==== Dataset rows ====

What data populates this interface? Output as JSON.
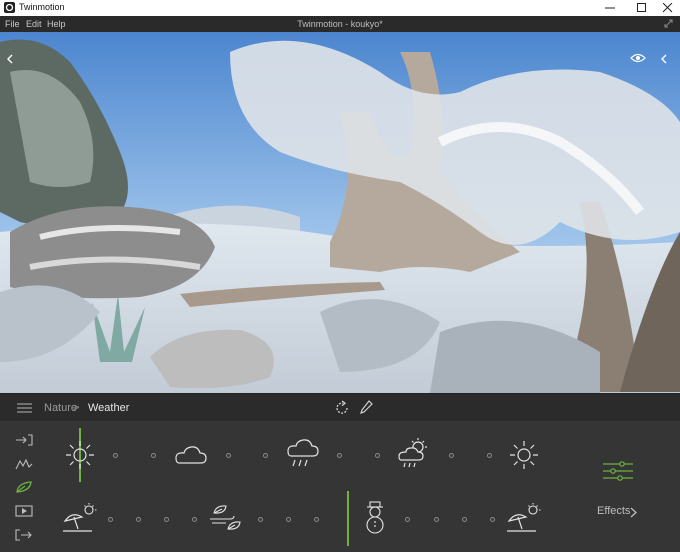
{
  "window": {
    "app_title": "Twinmotion",
    "icons": {
      "app": "twinmotion-logo-icon",
      "minimize": "minimize-icon",
      "maximize": "maximize-icon",
      "close": "close-icon"
    }
  },
  "menu": {
    "items": [
      "File",
      "Edit",
      "Help"
    ],
    "document_title": "Twinmotion - koukyo*",
    "expand_icon": "expand-icon"
  },
  "viewport": {
    "left_icon": "chevron-left-icon",
    "eye_icon": "eye-icon",
    "right_icon": "chevron-left-icon"
  },
  "breadcrumb": {
    "menu_icon": "hamburger-icon",
    "parent": "Nature",
    "separator": ">",
    "current": "Weather",
    "tools": [
      "refresh-icon",
      "pencil-icon"
    ]
  },
  "panel": {
    "side_icons": [
      "import-icon",
      "landscape-icon",
      "leaf-icon",
      "media-icon",
      "export-icon"
    ],
    "active_side_icon": "leaf-icon",
    "weather_row": [
      "sun-icon",
      "cloud-icon",
      "rain-icon",
      "partly-cloudy-rain-icon",
      "sun-icon"
    ],
    "season_row": [
      "beach-umbrella-sun-icon",
      "autumn-wind-leaf-icon",
      "snowman-icon",
      "beach-umbrella-sun-icon"
    ],
    "settings_icon": "sliders-icon",
    "effects_label": "Effects",
    "effects_icon": "chevron-right-icon",
    "accent_color": "#6db33f"
  }
}
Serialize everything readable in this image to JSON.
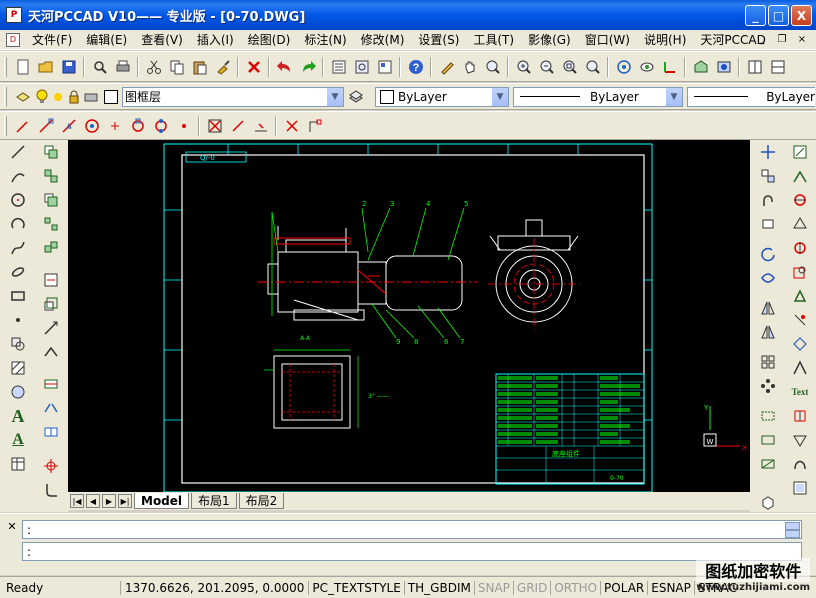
{
  "window": {
    "title": "天河PCCAD V10—— 专业版 - [0-70.DWG]",
    "app_icon": "pccad-app-icon",
    "minimize": "_",
    "maximize": "□",
    "close": "X"
  },
  "menu": {
    "items": [
      "文件(F)",
      "编辑(E)",
      "查看(V)",
      "插入(I)",
      "绘图(D)",
      "标注(N)",
      "修改(M)",
      "设置(S)",
      "工具(T)",
      "影像(G)",
      "窗口(W)",
      "说明(H)",
      "天河PCCAD"
    ],
    "mdi_min": "_",
    "mdi_restore": "❐",
    "mdi_close": "×"
  },
  "properties_bar": {
    "layer_name": "图框层",
    "color_value": "ByLayer",
    "linetype_value": "ByLayer",
    "lineweight_value": "ByLayer"
  },
  "layout_tabs": {
    "tabs": [
      "Model",
      "布局1",
      "布局2"
    ],
    "active": "Model"
  },
  "command": {
    "line1_prompt": ":",
    "line2_prompt": ":"
  },
  "status": {
    "ready": "Ready",
    "coords": "1370.6626, 201.2095, 0.0000",
    "items": [
      {
        "label": "PC_TEXTSTYLE",
        "on": true
      },
      {
        "label": "TH_GBDIM",
        "on": true
      },
      {
        "label": "SNAP",
        "on": false
      },
      {
        "label": "GRID",
        "on": false
      },
      {
        "label": "ORTHO",
        "on": false
      },
      {
        "label": "POLAR",
        "on": true
      },
      {
        "label": "ESNAP",
        "on": true
      },
      {
        "label": "STRAC",
        "on": true
      }
    ]
  },
  "drawing": {
    "title_block_name": "底座组件",
    "drawing_number": "0-70",
    "part_callouts": [
      "1",
      "2",
      "3",
      "4",
      "5",
      "6",
      "7",
      "8",
      "9"
    ],
    "section_label": "A-A",
    "note": "Q/-0",
    "ucs_x": "X",
    "ucs_y": "Y",
    "ucs_w": "W"
  },
  "watermark": {
    "text": "图纸加密软件",
    "url": "www.tuzhijiami.com"
  },
  "colors": {
    "title_bar": "#0058e6",
    "canvas_bg": "#000000",
    "frame": "#00ffff",
    "geometry": "#ffffff",
    "center_line": "#ff0000",
    "dimension": "#00ff00",
    "table_text": "#00ff00"
  }
}
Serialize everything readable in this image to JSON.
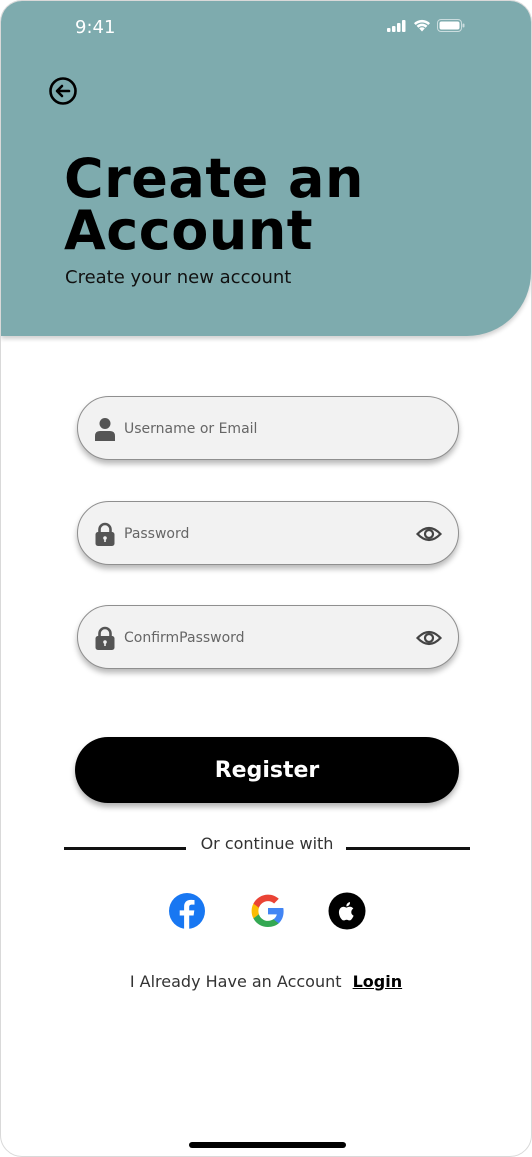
{
  "status_bar": {
    "time": "9:41"
  },
  "header": {
    "title_line1": "Create an",
    "title_line2": "Account",
    "subtitle": "Create your new account"
  },
  "form": {
    "username_placeholder": "Username or Email",
    "password_placeholder": "Password",
    "confirm_placeholder": "ConfirmPassword",
    "register_label": "Register"
  },
  "social": {
    "divider_text": "Or continue with",
    "providers": [
      "facebook-icon",
      "google-icon",
      "apple-icon"
    ]
  },
  "footer": {
    "prompt": "I Already Have an Account",
    "login_label": "Login"
  },
  "colors": {
    "header_bg": "#7eabae",
    "button_bg": "#000000",
    "field_bg": "#f2f2f2",
    "facebook": "#1877f2"
  }
}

====

▶ _What you will do_
Quote everything in the listing above exactly; pictures are the only thing to omit.

▶ _Written response_
What data populates this interface? Output as JSON.
{
  "window": {
    "app_title": "Twinmotion",
    "icons": {
      "app": "twinmotion-logo-icon",
      "minimize": "minimize-icon",
      "maximize": "maximize-icon",
      "close": "close-icon"
    }
  },
  "menu": {
    "items": [
      "File",
      "Edit",
      "Help"
    ],
    "document_title": "Twinmotion - koukyo*",
    "expand_icon": "expand-icon"
  },
  "viewport": {
    "left_icon": "chevron-left-icon",
    "eye_icon": "eye-icon",
    "right_icon": "chevron-left-icon"
  },
  "breadcrumb": {
    "menu_icon": "hamburger-icon",
    "parent": "Nature",
    "separator": ">",
    "current": "Weather",
    "tools": [
      "refresh-icon",
      "pencil-icon"
    ]
  },
  "panel": {
    "side_icons": [
      "import-icon",
      "landscape-icon",
      "leaf-icon",
      "media-icon",
      "export-icon"
    ],
    "active_side_icon": "leaf-icon",
    "weather_row": [
      "sun-icon",
      "cloud-icon",
      "rain-icon",
      "partly-cloudy-rain-icon",
      "sun-icon"
    ],
    "season_row": [
      "beach-umbrella-sun-icon",
      "autumn-wind-leaf-icon",
      "snowman-icon",
      "beach-umbrella-sun-icon"
    ],
    "settings_icon": "sliders-icon",
    "effects_label": "Effects",
    "effects_icon": "chevron-right-icon",
    "accent_color": "#6db33f"
  }
}
Serialize everything readable in this image to JSON.
{
  "window": {
    "title": "天河PCCAD V10—— 专业版 - [0-70.DWG]",
    "app_icon": "pccad-app-icon",
    "minimize": "_",
    "maximize": "□",
    "close": "X"
  },
  "menu": {
    "items": [
      "文件(F)",
      "编辑(E)",
      "查看(V)",
      "插入(I)",
      "绘图(D)",
      "标注(N)",
      "修改(M)",
      "设置(S)",
      "工具(T)",
      "影像(G)",
      "窗口(W)",
      "说明(H)",
      "天河PCCAD"
    ],
    "mdi_min": "_",
    "mdi_restore": "❐",
    "mdi_close": "×"
  },
  "properties_bar": {
    "layer_name": "图框层",
    "color_value": "ByLayer",
    "linetype_value": "ByLayer",
    "lineweight_value": "ByLayer"
  },
  "layout_tabs": {
    "tabs": [
      "Model",
      "布局1",
      "布局2"
    ],
    "active": "Model"
  },
  "command": {
    "line1_prompt": ":",
    "line2_prompt": ":"
  },
  "status": {
    "ready": "Ready",
    "coords": "1370.6626, 201.2095, 0.0000",
    "items": [
      {
        "label": "PC_TEXTSTYLE",
        "on": true
      },
      {
        "label": "TH_GBDIM",
        "on": true
      },
      {
        "label": "SNAP",
        "on": false
      },
      {
        "label": "GRID",
        "on": false
      },
      {
        "label": "ORTHO",
        "on": false
      },
      {
        "label": "POLAR",
        "on": true
      },
      {
        "label": "ESNAP",
        "on": true
      },
      {
        "label": "STRAC",
        "on": true
      }
    ]
  },
  "drawing": {
    "title_block_name": "底座组件",
    "drawing_number": "0-70",
    "part_callouts": [
      "1",
      "2",
      "3",
      "4",
      "5",
      "6",
      "7",
      "8",
      "9"
    ],
    "section_label": "A-A",
    "note": "Q/-0",
    "ucs_x": "X",
    "ucs_y": "Y",
    "ucs_w": "W"
  },
  "watermark": {
    "text": "图纸加密软件",
    "url": "www.tuzhijiami.com"
  },
  "colors": {
    "title_bar": "#0058e6",
    "canvas_bg": "#000000",
    "frame": "#00ffff",
    "geometry": "#ffffff",
    "center_line": "#ff0000",
    "dimension": "#00ff00",
    "table_text": "#00ff00"
  }
}
Serialize everything readable in this image to JSON.
{
  "status_bar": {
    "time": "9:41"
  },
  "header": {
    "title_line1": "Create an",
    "title_line2": "Account",
    "subtitle": "Create your new account"
  },
  "form": {
    "username_placeholder": "Username or Email",
    "password_placeholder": "Password",
    "confirm_placeholder": "ConfirmPassword",
    "register_label": "Register"
  },
  "social": {
    "divider_text": "Or continue with",
    "providers": [
      "facebook-icon",
      "google-icon",
      "apple-icon"
    ]
  },
  "footer": {
    "prompt": "I Already Have an Account",
    "login_label": "Login"
  },
  "colors": {
    "header_bg": "#7eabae",
    "button_bg": "#000000",
    "field_bg": "#f2f2f2",
    "facebook": "#1877f2"
  }
}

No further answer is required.